GIVEN EXERCISE —
Render the following material again verbatim, leaving nothing out.

## start SOURCE MATERIAL

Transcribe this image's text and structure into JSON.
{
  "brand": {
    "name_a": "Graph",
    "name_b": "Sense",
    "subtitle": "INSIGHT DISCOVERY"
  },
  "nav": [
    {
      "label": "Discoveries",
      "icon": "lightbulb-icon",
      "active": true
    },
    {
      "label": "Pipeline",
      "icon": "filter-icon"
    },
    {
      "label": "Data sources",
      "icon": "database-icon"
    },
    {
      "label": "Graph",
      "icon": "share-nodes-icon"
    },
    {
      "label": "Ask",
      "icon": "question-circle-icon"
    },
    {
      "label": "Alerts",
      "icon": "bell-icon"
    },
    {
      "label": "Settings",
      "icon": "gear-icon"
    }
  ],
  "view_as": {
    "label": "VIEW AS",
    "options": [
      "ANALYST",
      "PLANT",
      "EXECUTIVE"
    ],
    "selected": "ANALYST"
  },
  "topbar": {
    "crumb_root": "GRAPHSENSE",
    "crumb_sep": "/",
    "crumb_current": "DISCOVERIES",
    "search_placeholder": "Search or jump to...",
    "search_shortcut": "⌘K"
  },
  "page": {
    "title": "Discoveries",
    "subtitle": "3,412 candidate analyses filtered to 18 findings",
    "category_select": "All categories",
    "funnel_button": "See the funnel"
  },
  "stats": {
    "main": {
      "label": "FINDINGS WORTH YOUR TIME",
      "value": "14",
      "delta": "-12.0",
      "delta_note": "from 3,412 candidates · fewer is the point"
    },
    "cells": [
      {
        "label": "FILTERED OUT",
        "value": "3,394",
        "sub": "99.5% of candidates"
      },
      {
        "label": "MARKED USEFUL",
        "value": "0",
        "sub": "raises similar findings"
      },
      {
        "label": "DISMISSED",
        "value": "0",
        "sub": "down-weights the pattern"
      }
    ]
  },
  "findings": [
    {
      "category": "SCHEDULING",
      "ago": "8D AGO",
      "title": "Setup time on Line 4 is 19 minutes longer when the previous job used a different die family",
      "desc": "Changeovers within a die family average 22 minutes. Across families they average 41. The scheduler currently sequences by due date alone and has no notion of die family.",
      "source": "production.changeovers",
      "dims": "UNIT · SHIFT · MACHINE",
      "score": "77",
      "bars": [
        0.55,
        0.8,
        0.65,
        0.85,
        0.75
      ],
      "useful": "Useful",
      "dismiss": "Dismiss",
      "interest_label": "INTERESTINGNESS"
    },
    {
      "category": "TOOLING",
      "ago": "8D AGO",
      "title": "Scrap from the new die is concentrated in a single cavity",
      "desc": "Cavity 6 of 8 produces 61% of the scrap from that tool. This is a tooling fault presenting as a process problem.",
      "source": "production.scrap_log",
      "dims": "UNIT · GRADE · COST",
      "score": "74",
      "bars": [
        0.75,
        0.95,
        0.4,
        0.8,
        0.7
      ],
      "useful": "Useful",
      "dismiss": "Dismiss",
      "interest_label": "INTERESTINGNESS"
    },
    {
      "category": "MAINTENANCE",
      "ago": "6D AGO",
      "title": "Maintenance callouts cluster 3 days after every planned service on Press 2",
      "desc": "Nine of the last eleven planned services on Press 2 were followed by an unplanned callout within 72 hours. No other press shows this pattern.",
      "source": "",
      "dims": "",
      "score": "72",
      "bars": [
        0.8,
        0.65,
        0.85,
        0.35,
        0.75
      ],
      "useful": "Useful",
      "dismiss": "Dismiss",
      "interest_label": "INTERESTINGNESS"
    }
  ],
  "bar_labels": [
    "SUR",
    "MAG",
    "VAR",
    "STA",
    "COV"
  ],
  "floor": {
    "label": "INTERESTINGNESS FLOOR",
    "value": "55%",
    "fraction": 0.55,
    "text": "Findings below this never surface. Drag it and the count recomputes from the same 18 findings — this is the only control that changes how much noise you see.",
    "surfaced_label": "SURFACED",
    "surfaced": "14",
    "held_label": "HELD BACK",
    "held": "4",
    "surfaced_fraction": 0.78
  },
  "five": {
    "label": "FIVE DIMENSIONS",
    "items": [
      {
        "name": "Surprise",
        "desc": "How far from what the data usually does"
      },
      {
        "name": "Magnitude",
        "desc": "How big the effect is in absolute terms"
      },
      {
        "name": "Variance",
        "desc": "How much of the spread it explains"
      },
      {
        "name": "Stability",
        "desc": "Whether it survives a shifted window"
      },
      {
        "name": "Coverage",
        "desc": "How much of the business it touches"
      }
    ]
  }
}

## end SOURCE MATERIAL

FINISHED EXERCISE —
Transcribe this image's text and structure into JSON.
{
  "brand": {
    "name_a": "Graph",
    "name_b": "Sense",
    "subtitle": "INSIGHT DISCOVERY"
  },
  "nav": [
    {
      "label": "Discoveries",
      "icon": "lightbulb-icon",
      "active": true
    },
    {
      "label": "Pipeline",
      "icon": "filter-icon"
    },
    {
      "label": "Data sources",
      "icon": "database-icon"
    },
    {
      "label": "Graph",
      "icon": "share-nodes-icon"
    },
    {
      "label": "Ask",
      "icon": "question-circle-icon"
    },
    {
      "label": "Alerts",
      "icon": "bell-icon"
    },
    {
      "label": "Settings",
      "icon": "gear-icon"
    }
  ],
  "view_as": {
    "label": "VIEW AS",
    "options": [
      "ANALYST",
      "PLANT",
      "EXECUTIVE"
    ],
    "selected": "ANALYST"
  },
  "topbar": {
    "crumb_root": "GRAPHSENSE",
    "crumb_sep": "/",
    "crumb_current": "DISCOVERIES",
    "search_placeholder": "Search or jump to...",
    "search_shortcut": "⌘K"
  },
  "page": {
    "title": "Discoveries",
    "subtitle": "3,412 candidate analyses filtered to 18 findings",
    "category_select": "All categories",
    "funnel_button": "See the funnel"
  },
  "stats": {
    "main": {
      "label": "FINDINGS WORTH YOUR TIME",
      "value": "14",
      "delta": "-12.0",
      "delta_note": "from 3,412 candidates · fewer is the point"
    },
    "cells": [
      {
        "label": "FILTERED OUT",
        "value": "3,394",
        "sub": "99.5% of candidates"
      },
      {
        "label": "MARKED USEFUL",
        "value": "0",
        "sub": "raises similar findings"
      },
      {
        "label": "DISMISSED",
        "value": "0",
        "sub": "down-weights the pattern"
      }
    ]
  },
  "findings": [
    {
      "category": "SCHEDULING",
      "ago": "8D AGO",
      "title": "Setup time on Line 4 is 19 minutes longer when the previous job used a different die family",
      "desc": "Changeovers within a die family average 22 minutes. Across families they average 41. The scheduler currently sequences by due date alone and has no notion of die family.",
      "source": "production.changeovers",
      "dims": "UNIT · SHIFT · MACHINE",
      "score": "77",
      "bars": [
        0.55,
        0.8,
        0.65,
        0.85,
        0.75
      ],
      "useful": "Useful",
      "dismiss": "Dismiss",
      "interest_label": "INTERESTINGNESS"
    },
    {
      "category": "TOOLING",
      "ago": "8D AGO",
      "title": "Scrap from the new die is concentrated in a single cavity",
      "desc": "Cavity 6 of 8 produces 61% of the scrap from that tool. This is a tooling fault presenting as a process problem.",
      "source": "production.scrap_log",
      "dims": "UNIT · GRADE · COST",
      "score": "74",
      "bars": [
        0.75,
        0.95,
        0.4,
        0.8,
        0.7
      ],
      "useful": "Useful",
      "dismiss": "Dismiss",
      "interest_label": "INTERESTINGNESS"
    },
    {
      "category": "MAINTENANCE",
      "ago": "6D AGO",
      "title": "Maintenance callouts cluster 3 days after every planned service on Press 2",
      "desc": "Nine of the last eleven planned services on Press 2 were followed by an unplanned callout within 72 hours. No other press shows this pattern.",
      "source": "",
      "dims": "",
      "score": "72",
      "bars": [
        0.8,
        0.65,
        0.85,
        0.35,
        0.75
      ],
      "useful": "Useful",
      "dismiss": "Dismiss",
      "interest_label": "INTERESTINGNESS"
    }
  ],
  "bar_labels": [
    "SUR",
    "MAG",
    "VAR",
    "STA",
    "COV"
  ],
  "floor": {
    "label": "INTERESTINGNESS FLOOR",
    "value": "55%",
    "fraction": 0.55,
    "text": "Findings below this never surface. Drag it and the count recomputes from the same 18 findings — this is the only control that changes how much noise you see.",
    "surfaced_label": "SURFACED",
    "surfaced": "14",
    "held_label": "HELD BACK",
    "held": "4",
    "surfaced_fraction": 0.78
  },
  "five": {
    "label": "FIVE DIMENSIONS",
    "items": [
      {
        "name": "Surprise",
        "desc": "How far from what the data usually does"
      },
      {
        "name": "Magnitude",
        "desc": "How big the effect is in absolute terms"
      },
      {
        "name": "Variance",
        "desc": "How much of the spread it explains"
      },
      {
        "name": "Stability",
        "desc": "Whether it survives a shifted window"
      },
      {
        "name": "Coverage",
        "desc": "How much of the business it touches"
      }
    ]
  }
}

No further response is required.